= What you have to do =
From the listing below, extract every line containing "Dentire".
===== The data =====
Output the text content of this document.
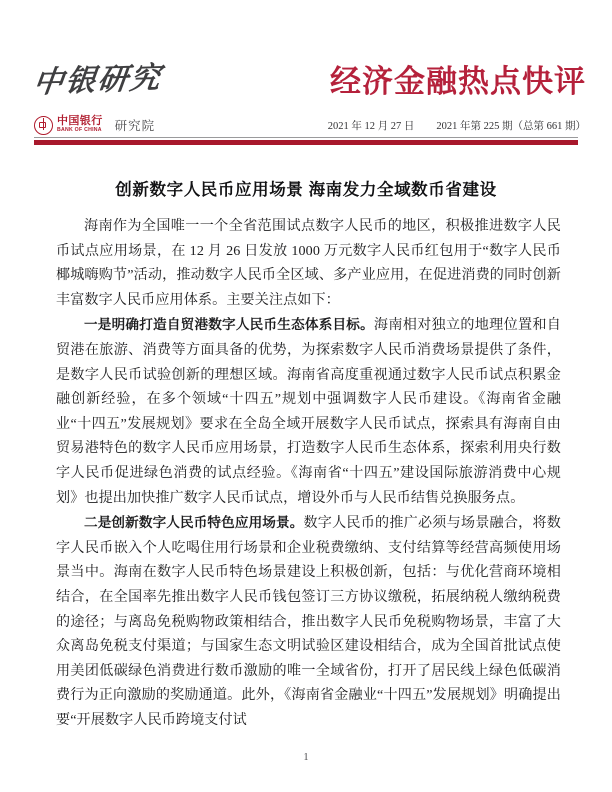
中银研究	经济金融热点快评
中国银行
BANK OF CHINA 研究院	2021 年 12 月 27 日 2021 年第 225 期（总第 661 期）
创新数字人民币应用场景 海南发力全域数币省建设

海南作为全国唯一一个全省范围试点数字人民币的地区，积极推进数字人民币试点应用场景，在 12 月 26 日发放 1000 万元数字人民币红包用于“数字人民币 椰城嗨购节”活动，推动数字人民币全区域、多产业应用，在促进消费的同时创新丰富数字人民币应用体系。主要关注点如下：

一是明确打造自贸港数字人民币生态体系目标。海南相对独立的地理位置和自贸港在旅游、消费等方面具备的优势，为探索数字人民币消费场景提供了条件，是数字人民币试验创新的理想区域。海南省高度重视通过数字人民币试点积累金融创新经验，在多个领域“十四五”规划中强调数字人民币建设。《海南省金融业“十四五”发展规划》要求在全岛全域开展数字人民币试点，探索具有海南自由贸易港特色的数字人民币应用场景，打造数字人民币生态体系，探索利用央行数字人民币促进绿色消费的试点经验。《海南省“十四五”建设国际旅游消费中心规划》也提出加快推广数字人民币试点，增设外币与人民币结售兑换服务点。

二是创新数字人民币特色应用场景。数字人民币的推广必须与场景融合，将数字人民币嵌入个人吃喝住用行场景和企业税费缴纳、支付结算等经营高频使用场景当中。海南在数字人民币特色场景建设上积极创新，包括：与优化营商环境相结合，在全国率先推出数字人民币钱包签订三方协议缴税，拓展纳税人缴纳税费的途径；与离岛免税购物政策相结合，推出数字人民币免税购物场景，丰富了大众离岛免税支付渠道；与国家生态文明试验区建设相结合，成为全国首批试点使用美团低碳绿色消费进行数币激励的唯一全域省份，打开了居民线上绿色低碳消费行为正向激励的奖励通道。此外，《海南省金融业“十四五”发展规划》明确提出要“开展数字人民币跨境支付试

1
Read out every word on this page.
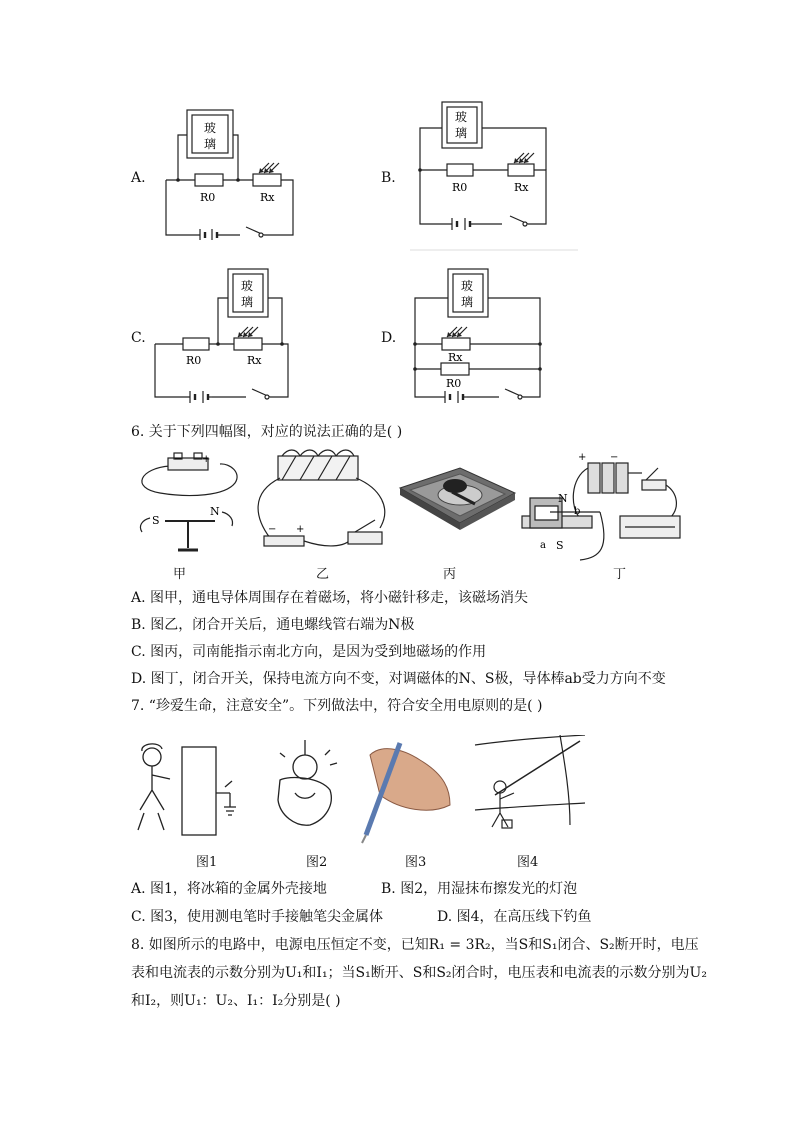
A.
玻
璃
R0	Rx
B.
玻
璃
R0	Rx
C.
玻
璃
R0	Rx
D.
玻
璃
Rx
R0
6. 关于下列四幅图，对应的说法正确的是( )
− +
S
N
− +
+ −
N
b
a S
甲	乙	丙	丁
A. 图甲，通电导体周围存在着磁场，将小磁针移走，该磁场消失
B. 图乙，闭合开关后，通电螺线管右端为N极
C. 图丙，司南能指示南北方向，是因为受到地磁场的作用
D. 图丁，闭合开关，保持电流方向不变，对调磁体的N、S极，导体棒ab受力方向不变
7. “珍爱生命，注意安全”。下列做法中，符合安全用电原则的是( )
图1	图2	图3	图4
A. 图1，将冰箱的金属外壳接地	B. 图2，用湿抹布擦发光的灯泡
C. 图3，使用测电笔时手接触笔尖金属体	D. 图4，在高压线下钓鱼
8. 如图所示的电路中，电源电压恒定不变，已知R₁ = 3R₂，当S和S₁闭合、S₂断开时，电压
表和电流表的示数分别为U₁和I₁；当S₁断开、S和S₂闭合时，电压表和电流表的示数分别为U₂
和I₂，则U₁：U₂、I₁：I₂分别是( )
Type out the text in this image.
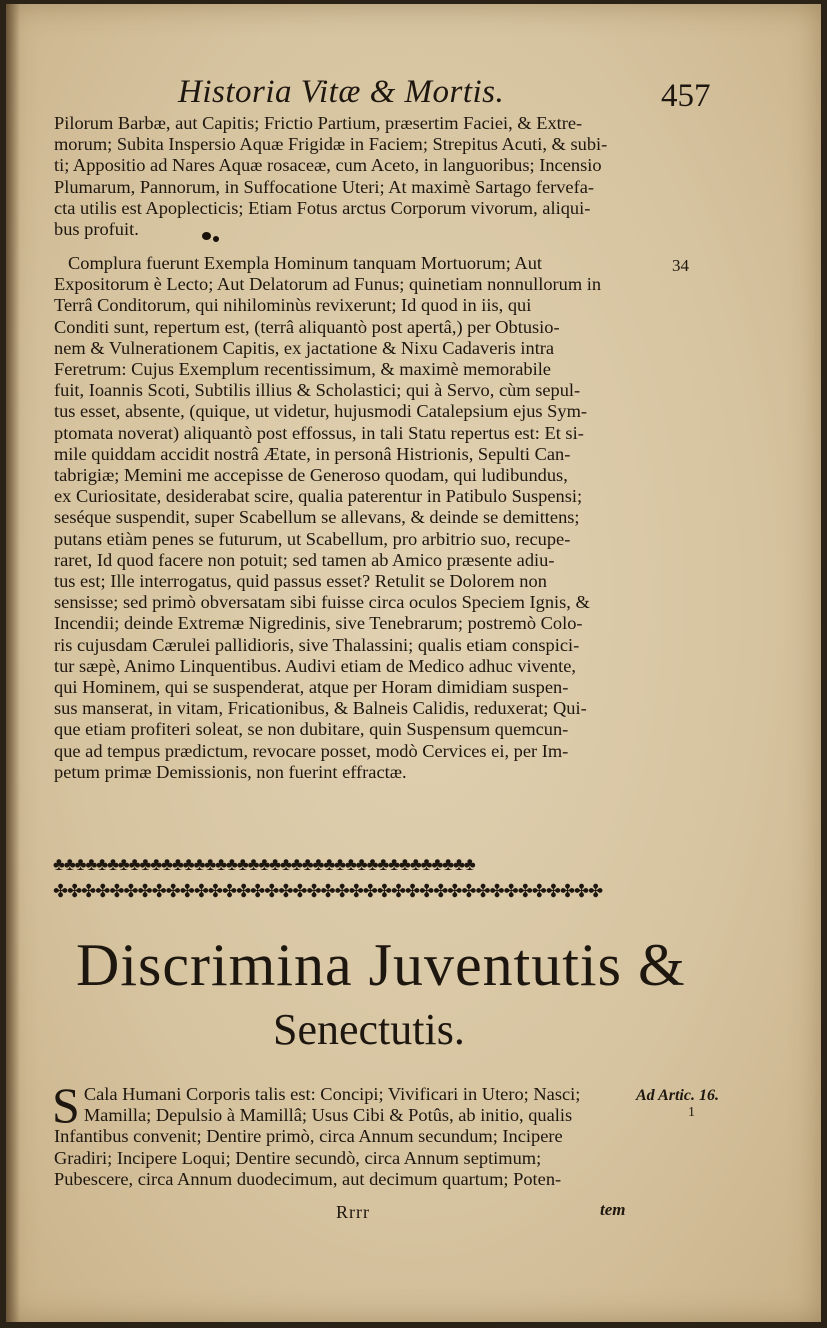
Historia Vitæ & Mortis.	457
Pilorum Barbæ, aut Capitis; Frictio Partium, præsertim Faciei, & Extre-
morum; Subita Inspersio Aquæ Frigidæ in Faciem; Strepitus Acuti, & subi-
ti; Appositio ad Nares Aquæ rosaceæ, cum Aceto, in languoribus; Incensio
Plumarum, Pannorum, in Suffocatione Uteri; At maximè Sartago fervefa-
cta utilis est Apoplecticis; Etiam Fotus arctus Corporum vivorum, aliqui-
bus profuit.
Complura fuerunt Exempla Hominum tanquam Mortuorum; Aut
Expositorum è Lecto; Aut Delatorum ad Funus; quinetiam nonnullorum in
Terrâ Conditorum, qui nihilominùs revixerunt; Id quod in iis, qui
Conditi sunt, repertum est, (terrâ aliquantò post apertâ,) per Obtusio-
nem & Vulnerationem Capitis, ex jactatione & Nixu Cadaveris intra
Feretrum: Cujus Exemplum recentissimum, & maximè memorabile
fuit, Ioannis Scoti, Subtilis illius & Scholastici; qui à Servo, cùm sepul-
tus esset, absente, (quique, ut videtur, hujusmodi Catalepsium ejus Sym-
ptomata noverat) aliquantò post effossus, in tali Statu repertus est: Et si-
mile quiddam accidit nostrâ Ætate, in personâ Histrionis, Sepulti Can-
tabrigiæ; Memini me accepisse de Generoso quodam, qui ludibundus,
ex Curiositate, desiderabat scire, qualia paterentur in Patibulo Suspensi;
seséque suspendit, super Scabellum se allevans, & deinde se demittens;
putans etiàm penes se futurum, ut Scabellum, pro arbitrio suo, recupe-
raret, Id quod facere non potuit; sed tamen ab Amico præsente adiu-
tus est; Ille interrogatus, quid passus esset? Retulit se Dolorem non
sensisse; sed primò obversatam sibi fuisse circa oculos Speciem Ignis, &
Incendii; deinde Extremæ Nigredinis, sive Tenebrarum; postremò Colo-
ris cujusdam Cærulei pallidioris, sive Thalassini; qualis etiam conspici-
tur sæpè, Animo Linquentibus. Audivi etiam de Medico adhuc vivente,
qui Hominem, qui se suspenderat, atque per Horam dimidiam suspen-
sus manserat, in vitam, Fricationibus, & Balneis Calidis, reduxerat; Qui-
que etiam profiteri soleat, se non dubitare, quin Suspensum quemcun-
que ad tempus prædictum, revocare posset, modò Cervices ei, per Im-
petum primæ Demissionis, non fuerint effractæ.
34
♣♣♣♣♣♣♣♣♣♣♣♣♣♣♣♣♣♣♣♣♣♣♣♣♣♣♣♣♣♣♣♣♣♣♣♣♣♣♣
✤✤✤✤✤✤✤✤✤✤✤✤✤✤✤✤✤✤✤✤✤✤✤✤✤✤✤✤✤✤✤✤✤✤✤✤✤✤✤
Discrimina Juventutis &
Senectutis.
S Cala Humani Corporis talis est: Concipi; Vivificari in Utero; Nasci;
Mamilla; Depulsio à Mamillâ; Usus Cibi & Potûs, ab initio, qualis
Infantibus convenit; Dentire primò, circa Annum secundum; Incipere
Gradiri; Incipere Loqui; Dentire secundò, circa Annum septimum;
Pubescere, circa Annum duodecimum, aut decimum quartum; Poten-
Ad Artic. 16.
1
Rrrr	tem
=====
= Written answer =
Infantibus convenit; Dentire primò, circa Annum secundum; Incipere
Gradiri; Incipere Loqui; Dentire secundò, circa Annum septimum;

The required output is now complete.